* BEGIN Data supplied *
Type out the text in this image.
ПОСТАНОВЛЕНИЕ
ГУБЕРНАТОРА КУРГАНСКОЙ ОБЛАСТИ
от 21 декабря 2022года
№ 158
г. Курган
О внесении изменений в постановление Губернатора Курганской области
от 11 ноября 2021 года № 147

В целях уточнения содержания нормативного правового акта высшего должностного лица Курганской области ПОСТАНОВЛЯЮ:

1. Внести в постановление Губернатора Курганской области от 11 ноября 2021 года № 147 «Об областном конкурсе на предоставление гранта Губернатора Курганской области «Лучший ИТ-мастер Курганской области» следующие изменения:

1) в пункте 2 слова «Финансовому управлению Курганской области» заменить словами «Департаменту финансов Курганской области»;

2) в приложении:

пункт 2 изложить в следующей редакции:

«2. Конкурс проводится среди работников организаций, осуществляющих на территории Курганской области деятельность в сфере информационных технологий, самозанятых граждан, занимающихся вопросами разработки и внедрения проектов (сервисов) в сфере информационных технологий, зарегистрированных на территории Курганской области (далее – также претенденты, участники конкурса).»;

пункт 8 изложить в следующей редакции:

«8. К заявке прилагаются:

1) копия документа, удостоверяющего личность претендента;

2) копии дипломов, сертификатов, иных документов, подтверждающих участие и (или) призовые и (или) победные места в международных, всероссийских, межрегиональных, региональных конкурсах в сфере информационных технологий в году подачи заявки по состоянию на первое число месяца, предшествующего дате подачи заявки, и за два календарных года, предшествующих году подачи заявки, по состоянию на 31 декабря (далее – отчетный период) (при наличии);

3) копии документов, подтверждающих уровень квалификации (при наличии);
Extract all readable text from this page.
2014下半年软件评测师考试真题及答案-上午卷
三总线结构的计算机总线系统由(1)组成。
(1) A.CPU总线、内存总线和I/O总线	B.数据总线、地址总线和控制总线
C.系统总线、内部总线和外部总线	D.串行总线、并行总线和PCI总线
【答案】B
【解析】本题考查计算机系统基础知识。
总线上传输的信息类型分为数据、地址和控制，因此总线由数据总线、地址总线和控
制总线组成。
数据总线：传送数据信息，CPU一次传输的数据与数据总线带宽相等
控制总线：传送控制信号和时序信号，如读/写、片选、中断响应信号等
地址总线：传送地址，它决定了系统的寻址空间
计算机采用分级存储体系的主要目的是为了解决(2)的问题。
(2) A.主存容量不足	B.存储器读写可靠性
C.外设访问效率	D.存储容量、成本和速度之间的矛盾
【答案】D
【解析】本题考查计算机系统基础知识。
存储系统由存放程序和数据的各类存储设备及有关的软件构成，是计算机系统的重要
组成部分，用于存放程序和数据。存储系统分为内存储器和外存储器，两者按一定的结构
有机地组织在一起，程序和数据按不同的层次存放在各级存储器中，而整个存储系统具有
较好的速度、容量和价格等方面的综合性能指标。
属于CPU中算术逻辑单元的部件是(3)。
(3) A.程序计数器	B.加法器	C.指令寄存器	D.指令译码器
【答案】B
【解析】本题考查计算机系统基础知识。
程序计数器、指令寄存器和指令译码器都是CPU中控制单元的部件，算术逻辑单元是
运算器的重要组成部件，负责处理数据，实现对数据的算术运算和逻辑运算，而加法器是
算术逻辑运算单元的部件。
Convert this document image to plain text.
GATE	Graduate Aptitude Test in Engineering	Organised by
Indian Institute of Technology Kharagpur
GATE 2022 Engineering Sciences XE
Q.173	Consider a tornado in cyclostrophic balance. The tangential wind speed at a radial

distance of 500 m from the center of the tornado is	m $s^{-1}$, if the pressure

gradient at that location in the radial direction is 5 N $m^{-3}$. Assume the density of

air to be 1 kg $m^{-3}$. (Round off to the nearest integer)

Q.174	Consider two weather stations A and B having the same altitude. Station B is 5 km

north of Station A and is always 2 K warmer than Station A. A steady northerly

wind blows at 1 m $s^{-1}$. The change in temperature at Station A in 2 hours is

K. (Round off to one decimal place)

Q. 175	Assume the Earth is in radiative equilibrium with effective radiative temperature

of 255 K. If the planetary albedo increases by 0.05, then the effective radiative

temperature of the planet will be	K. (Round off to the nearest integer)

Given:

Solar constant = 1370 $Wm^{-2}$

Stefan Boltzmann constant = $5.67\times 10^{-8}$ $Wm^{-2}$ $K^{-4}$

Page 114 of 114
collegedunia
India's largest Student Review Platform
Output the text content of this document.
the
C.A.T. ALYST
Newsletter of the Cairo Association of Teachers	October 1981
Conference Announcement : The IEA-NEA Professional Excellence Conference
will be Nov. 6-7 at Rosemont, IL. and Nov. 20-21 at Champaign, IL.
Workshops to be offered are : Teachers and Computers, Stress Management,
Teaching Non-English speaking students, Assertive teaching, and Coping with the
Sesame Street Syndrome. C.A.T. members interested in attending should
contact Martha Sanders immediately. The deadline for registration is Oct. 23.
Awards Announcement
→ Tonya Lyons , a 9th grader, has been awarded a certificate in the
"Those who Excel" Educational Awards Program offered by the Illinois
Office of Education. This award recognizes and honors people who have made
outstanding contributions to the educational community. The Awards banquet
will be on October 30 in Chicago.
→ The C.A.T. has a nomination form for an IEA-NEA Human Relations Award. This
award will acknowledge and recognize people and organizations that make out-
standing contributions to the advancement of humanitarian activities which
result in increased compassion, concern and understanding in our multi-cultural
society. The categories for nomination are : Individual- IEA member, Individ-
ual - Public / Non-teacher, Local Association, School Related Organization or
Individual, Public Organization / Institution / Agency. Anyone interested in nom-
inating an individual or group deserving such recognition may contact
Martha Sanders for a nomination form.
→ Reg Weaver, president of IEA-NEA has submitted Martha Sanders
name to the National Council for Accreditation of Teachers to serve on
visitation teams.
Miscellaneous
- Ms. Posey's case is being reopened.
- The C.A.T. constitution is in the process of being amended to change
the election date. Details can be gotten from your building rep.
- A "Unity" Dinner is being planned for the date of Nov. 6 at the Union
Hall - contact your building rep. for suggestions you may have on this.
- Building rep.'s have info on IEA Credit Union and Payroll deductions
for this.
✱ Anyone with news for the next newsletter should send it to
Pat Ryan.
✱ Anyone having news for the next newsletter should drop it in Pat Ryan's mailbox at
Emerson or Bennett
* END Data supplied *
Problem to work on: Find the word "integer" in the records and pull out each line that has it.

Reply:
air to be 1 kg $m^{-3}$. (Round off to the nearest integer)
temperature of the planet will be	K. (Round off to the nearest integer)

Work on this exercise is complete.